Transcribe the records below exactly as they appear.

--- Start MATERIAL SUPPLIED ---

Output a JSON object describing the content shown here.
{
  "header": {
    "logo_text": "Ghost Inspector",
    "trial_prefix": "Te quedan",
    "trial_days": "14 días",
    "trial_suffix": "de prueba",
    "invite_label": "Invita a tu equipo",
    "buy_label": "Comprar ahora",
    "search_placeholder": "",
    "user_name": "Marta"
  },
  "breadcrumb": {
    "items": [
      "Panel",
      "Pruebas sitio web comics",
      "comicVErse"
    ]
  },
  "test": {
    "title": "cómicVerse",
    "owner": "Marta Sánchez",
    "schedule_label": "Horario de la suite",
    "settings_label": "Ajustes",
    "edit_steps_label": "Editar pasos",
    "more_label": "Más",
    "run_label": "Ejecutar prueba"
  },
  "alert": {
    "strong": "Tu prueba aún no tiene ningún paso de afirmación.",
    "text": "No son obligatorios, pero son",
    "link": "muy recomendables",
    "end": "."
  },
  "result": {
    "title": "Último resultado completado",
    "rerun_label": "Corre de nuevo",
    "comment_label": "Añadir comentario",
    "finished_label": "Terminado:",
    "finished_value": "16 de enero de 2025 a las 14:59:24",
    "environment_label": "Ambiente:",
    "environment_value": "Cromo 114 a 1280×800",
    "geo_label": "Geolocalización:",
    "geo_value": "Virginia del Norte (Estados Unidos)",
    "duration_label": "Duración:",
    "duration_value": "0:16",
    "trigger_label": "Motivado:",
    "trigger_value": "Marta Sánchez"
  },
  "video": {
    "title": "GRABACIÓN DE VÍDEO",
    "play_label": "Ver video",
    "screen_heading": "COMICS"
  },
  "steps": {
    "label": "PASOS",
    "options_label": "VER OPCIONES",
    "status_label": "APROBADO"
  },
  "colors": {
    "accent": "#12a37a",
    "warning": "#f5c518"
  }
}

--- End MATERIAL SUPPLIED ---

* TASK RESPONSE:
Output a JSON object describing the content shown here.
{
  "header": {
    "logo_text": "Ghost Inspector",
    "trial_prefix": "Te quedan",
    "trial_days": "14 días",
    "trial_suffix": "de prueba",
    "invite_label": "Invita a tu equipo",
    "buy_label": "Comprar ahora",
    "search_placeholder": "",
    "user_name": "Marta"
  },
  "breadcrumb": {
    "items": [
      "Panel",
      "Pruebas sitio web comics",
      "comicVErse"
    ]
  },
  "test": {
    "title": "cómicVerse",
    "owner": "Marta Sánchez",
    "schedule_label": "Horario de la suite",
    "settings_label": "Ajustes",
    "edit_steps_label": "Editar pasos",
    "more_label": "Más",
    "run_label": "Ejecutar prueba"
  },
  "alert": {
    "strong": "Tu prueba aún no tiene ningún paso de afirmación.",
    "text": "No son obligatorios, pero son",
    "link": "muy recomendables",
    "end": "."
  },
  "result": {
    "title": "Último resultado completado",
    "rerun_label": "Corre de nuevo",
    "comment_label": "Añadir comentario",
    "finished_label": "Terminado:",
    "finished_value": "16 de enero de 2025 a las 14:59:24",
    "environment_label": "Ambiente:",
    "environment_value": "Cromo 114 a 1280×800",
    "geo_label": "Geolocalización:",
    "geo_value": "Virginia del Norte (Estados Unidos)",
    "duration_label": "Duración:",
    "duration_value": "0:16",
    "trigger_label": "Motivado:",
    "trigger_value": "Marta Sánchez"
  },
  "video": {
    "title": "GRABACIÓN DE VÍDEO",
    "play_label": "Ver video",
    "screen_heading": "COMICS"
  },
  "steps": {
    "label": "PASOS",
    "options_label": "VER OPCIONES",
    "status_label": "APROBADO"
  },
  "colors": {
    "accent": "#12a37a",
    "warning": "#f5c518"
  }
}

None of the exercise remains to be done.